GIVEN PROBLEM> Copy out all the entries word for word.

INPUT DATA>
>> start

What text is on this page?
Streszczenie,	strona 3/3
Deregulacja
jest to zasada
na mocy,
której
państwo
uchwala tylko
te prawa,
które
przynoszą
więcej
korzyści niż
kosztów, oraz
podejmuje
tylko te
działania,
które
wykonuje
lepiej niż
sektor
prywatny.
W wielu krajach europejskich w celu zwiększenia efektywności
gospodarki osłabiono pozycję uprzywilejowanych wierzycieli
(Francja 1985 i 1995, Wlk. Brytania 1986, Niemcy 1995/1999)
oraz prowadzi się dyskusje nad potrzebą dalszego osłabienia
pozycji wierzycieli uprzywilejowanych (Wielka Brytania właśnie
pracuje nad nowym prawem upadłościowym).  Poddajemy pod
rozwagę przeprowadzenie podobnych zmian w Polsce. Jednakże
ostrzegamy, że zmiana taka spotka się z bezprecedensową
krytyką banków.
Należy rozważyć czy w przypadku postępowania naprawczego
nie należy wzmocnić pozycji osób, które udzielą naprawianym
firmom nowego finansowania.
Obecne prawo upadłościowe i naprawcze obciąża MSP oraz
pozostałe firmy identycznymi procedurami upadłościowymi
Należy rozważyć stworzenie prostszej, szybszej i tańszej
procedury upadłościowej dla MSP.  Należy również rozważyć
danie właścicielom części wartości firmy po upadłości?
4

>> end

FULL ANSWER>
What text is on this page?
Streszczenie,	strona 3/3
Deregulacja
jest to zasada
na mocy,
której
państwo
uchwala tylko
te prawa,
które
przynoszą
więcej
korzyści niż
kosztów, oraz
podejmuje
tylko te
działania,
które
wykonuje
lepiej niż
sektor
prywatny.
W wielu krajach europejskich w celu zwiększenia efektywności
gospodarki osłabiono pozycję uprzywilejowanych wierzycieli
(Francja 1985 i 1995, Wlk. Brytania 1986, Niemcy 1995/1999)
oraz prowadzi się dyskusje nad potrzebą dalszego osłabienia
pozycji wierzycieli uprzywilejowanych (Wielka Brytania właśnie
pracuje nad nowym prawem upadłościowym).  Poddajemy pod
rozwagę przeprowadzenie podobnych zmian w Polsce. Jednakże
ostrzegamy, że zmiana taka spotka się z bezprecedensową
krytyką banków.
Należy rozważyć czy w przypadku postępowania naprawczego
nie należy wzmocnić pozycji osób, które udzielą naprawianym
firmom nowego finansowania.
Obecne prawo upadłościowe i naprawcze obciąża MSP oraz
pozostałe firmy identycznymi procedurami upadłościowymi
Należy rozważyć stworzenie prostszej, szybszej i tańszej
procedury upadłościowej dla MSP.  Należy również rozważyć
danie właścicielom części wartości firmy po upadłości?
4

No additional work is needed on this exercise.